◆ **WHAT TO PRODUCE**
Examine the entries and show every line in which the word "Motor" is found.

◆ **SUPPLIED DATA**

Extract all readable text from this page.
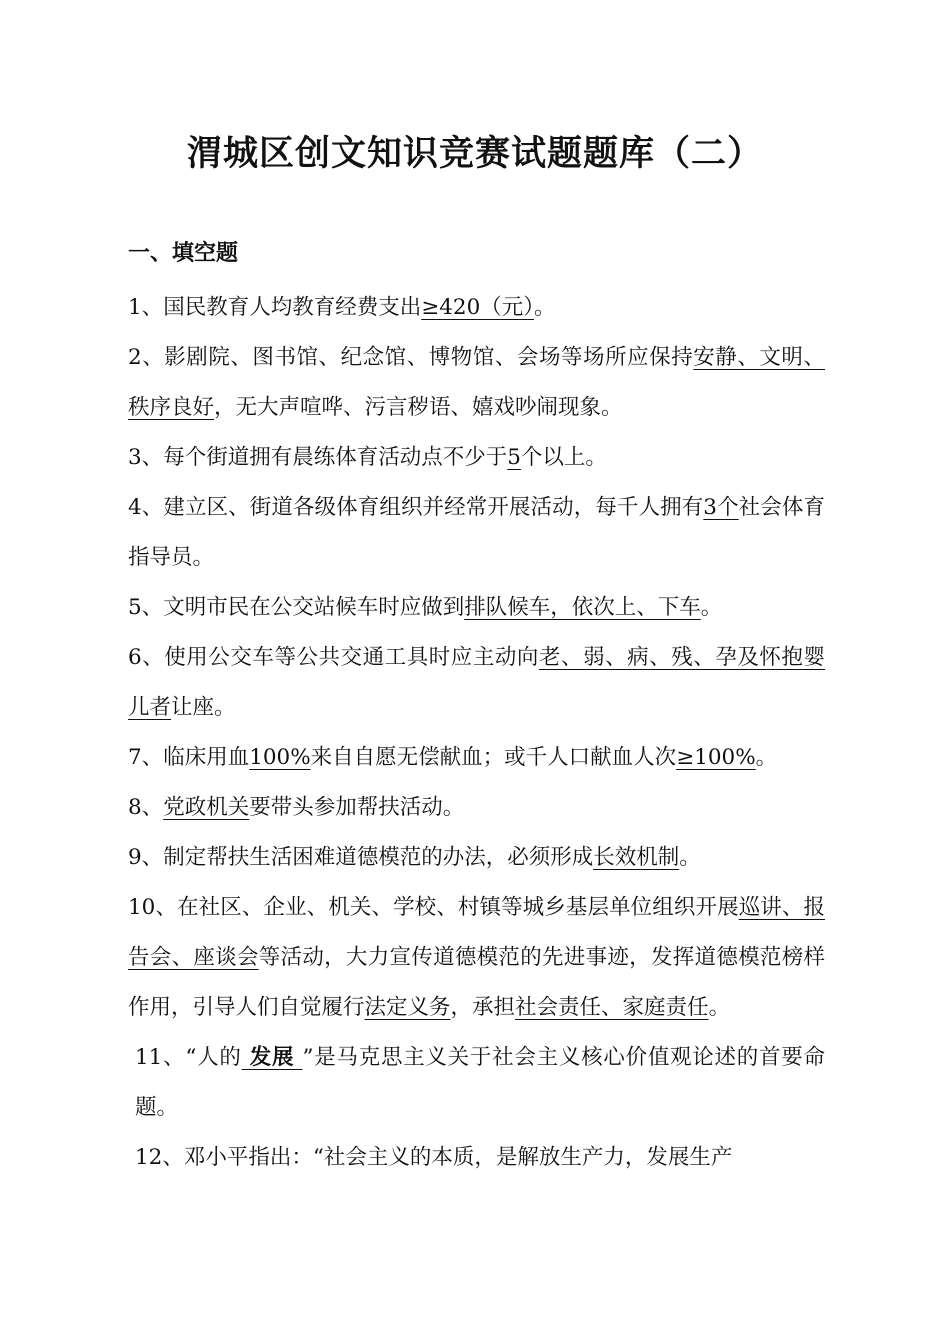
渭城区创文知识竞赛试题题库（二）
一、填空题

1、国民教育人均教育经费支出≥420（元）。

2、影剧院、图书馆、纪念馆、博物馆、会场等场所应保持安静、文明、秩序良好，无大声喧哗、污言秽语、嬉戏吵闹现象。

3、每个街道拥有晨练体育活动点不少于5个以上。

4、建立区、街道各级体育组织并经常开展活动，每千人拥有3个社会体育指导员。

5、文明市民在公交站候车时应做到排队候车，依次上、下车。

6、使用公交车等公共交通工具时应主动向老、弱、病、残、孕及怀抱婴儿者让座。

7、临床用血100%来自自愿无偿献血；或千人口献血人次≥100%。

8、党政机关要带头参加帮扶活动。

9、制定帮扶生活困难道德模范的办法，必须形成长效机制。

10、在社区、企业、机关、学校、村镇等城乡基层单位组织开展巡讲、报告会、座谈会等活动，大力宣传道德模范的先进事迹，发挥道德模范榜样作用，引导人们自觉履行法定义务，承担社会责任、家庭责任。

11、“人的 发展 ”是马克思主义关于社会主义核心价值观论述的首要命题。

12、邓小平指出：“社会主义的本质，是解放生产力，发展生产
==
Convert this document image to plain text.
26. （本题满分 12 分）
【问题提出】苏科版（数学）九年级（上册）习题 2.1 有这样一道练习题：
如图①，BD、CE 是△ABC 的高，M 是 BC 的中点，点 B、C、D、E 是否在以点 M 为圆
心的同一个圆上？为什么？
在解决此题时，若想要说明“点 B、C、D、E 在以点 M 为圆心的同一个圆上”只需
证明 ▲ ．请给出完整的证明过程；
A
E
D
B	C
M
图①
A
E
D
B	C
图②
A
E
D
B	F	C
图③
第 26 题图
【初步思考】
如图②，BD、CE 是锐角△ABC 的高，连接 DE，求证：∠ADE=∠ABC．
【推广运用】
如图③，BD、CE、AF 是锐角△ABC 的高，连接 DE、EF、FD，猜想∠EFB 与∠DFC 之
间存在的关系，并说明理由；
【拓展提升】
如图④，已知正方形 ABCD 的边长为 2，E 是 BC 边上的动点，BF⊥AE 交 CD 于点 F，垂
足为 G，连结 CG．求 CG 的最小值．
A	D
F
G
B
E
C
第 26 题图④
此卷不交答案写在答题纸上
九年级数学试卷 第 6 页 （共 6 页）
--
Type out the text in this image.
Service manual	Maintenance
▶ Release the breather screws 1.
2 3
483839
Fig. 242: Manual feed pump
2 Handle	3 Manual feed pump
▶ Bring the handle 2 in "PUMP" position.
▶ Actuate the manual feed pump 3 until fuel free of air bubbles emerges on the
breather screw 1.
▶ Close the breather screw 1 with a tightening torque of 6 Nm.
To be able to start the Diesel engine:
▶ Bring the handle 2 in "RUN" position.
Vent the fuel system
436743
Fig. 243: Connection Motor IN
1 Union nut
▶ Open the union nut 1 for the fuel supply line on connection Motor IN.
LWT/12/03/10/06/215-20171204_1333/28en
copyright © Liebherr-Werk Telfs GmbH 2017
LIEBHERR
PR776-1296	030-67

◆ **TASK RESPONSE**
Fig. 243: Connection Motor IN
▶ Open the union nut 1 for the fuel supply line on connection Motor IN.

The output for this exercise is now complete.